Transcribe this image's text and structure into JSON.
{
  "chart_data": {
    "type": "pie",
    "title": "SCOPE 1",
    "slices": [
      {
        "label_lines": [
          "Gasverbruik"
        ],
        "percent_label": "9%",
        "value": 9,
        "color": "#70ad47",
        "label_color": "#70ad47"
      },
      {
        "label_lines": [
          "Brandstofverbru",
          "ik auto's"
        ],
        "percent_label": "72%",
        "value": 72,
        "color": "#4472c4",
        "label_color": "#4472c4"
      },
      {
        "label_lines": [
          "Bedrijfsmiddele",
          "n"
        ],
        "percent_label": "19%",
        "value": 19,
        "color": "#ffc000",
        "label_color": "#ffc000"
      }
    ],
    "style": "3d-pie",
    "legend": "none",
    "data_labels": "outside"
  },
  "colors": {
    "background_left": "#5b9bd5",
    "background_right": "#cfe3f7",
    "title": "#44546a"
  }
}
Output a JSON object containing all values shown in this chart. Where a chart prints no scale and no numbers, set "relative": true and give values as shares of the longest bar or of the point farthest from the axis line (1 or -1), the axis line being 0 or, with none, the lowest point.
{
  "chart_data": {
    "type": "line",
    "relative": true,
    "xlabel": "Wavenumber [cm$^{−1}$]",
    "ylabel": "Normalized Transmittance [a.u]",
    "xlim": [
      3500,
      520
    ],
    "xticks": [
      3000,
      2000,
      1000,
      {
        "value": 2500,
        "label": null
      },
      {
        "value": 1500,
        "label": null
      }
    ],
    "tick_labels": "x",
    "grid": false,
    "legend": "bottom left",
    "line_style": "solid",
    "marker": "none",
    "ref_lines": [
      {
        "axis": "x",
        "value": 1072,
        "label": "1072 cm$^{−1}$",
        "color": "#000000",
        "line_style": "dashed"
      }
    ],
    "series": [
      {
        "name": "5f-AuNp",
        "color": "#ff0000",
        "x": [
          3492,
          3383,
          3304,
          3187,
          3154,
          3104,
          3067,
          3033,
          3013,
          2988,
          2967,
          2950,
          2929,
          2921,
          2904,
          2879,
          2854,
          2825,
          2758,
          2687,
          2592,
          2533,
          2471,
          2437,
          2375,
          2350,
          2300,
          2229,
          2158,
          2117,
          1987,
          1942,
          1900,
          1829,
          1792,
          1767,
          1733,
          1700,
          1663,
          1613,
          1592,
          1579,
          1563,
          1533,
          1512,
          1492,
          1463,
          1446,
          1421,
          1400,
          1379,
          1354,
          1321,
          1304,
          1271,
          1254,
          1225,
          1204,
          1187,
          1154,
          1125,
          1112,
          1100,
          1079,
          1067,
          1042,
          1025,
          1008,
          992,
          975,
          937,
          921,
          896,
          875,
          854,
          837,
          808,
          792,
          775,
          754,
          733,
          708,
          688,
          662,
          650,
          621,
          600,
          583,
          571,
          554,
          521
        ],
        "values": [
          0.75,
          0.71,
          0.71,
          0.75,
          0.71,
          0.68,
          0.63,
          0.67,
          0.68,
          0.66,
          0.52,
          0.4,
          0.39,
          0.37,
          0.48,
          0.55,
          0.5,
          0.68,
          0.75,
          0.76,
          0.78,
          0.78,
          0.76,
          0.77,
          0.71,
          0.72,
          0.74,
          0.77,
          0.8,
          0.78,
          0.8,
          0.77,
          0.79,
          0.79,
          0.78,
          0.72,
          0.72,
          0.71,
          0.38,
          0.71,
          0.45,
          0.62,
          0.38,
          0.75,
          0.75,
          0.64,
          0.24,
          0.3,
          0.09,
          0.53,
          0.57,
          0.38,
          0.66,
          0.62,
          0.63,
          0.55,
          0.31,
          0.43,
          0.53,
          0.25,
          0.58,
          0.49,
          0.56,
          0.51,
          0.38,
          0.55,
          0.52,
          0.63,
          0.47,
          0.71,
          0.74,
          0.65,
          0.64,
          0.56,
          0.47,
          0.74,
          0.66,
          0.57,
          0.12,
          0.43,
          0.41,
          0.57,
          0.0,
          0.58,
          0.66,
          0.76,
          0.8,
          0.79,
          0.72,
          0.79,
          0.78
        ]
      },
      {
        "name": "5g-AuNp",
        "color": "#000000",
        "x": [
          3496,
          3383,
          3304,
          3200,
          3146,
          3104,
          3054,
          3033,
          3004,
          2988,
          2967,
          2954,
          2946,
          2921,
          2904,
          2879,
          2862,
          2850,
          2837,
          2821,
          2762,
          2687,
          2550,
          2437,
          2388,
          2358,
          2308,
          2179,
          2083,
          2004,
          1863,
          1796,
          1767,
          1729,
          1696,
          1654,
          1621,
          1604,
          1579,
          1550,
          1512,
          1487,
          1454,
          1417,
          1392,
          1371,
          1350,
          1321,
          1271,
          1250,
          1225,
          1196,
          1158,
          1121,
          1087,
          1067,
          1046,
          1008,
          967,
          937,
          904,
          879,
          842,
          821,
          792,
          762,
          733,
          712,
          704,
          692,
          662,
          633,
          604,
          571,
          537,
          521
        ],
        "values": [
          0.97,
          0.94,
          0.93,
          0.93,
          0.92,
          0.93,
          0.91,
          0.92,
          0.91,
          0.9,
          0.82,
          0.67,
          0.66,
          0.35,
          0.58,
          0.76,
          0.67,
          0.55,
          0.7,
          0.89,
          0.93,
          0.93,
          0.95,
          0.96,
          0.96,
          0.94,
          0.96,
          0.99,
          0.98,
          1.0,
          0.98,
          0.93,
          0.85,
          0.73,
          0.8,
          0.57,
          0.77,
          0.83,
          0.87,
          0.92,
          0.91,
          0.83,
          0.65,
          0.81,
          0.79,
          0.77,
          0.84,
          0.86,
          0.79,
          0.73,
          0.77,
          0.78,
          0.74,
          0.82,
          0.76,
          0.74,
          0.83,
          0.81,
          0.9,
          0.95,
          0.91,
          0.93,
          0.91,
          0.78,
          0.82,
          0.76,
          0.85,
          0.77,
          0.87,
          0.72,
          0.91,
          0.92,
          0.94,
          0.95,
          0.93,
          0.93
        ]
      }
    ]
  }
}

================

Lines containing the string "axis" are to be selected and copied.

Output a JSON object containing all values shown in this chart. Where a chart prints no scale and no numbers, set "relative": true and give values as shares of the longest bar or of the point farthest from the axis line (1 or -1), the axis line being 0 or, with none, the lowest point.
        "axis": "x",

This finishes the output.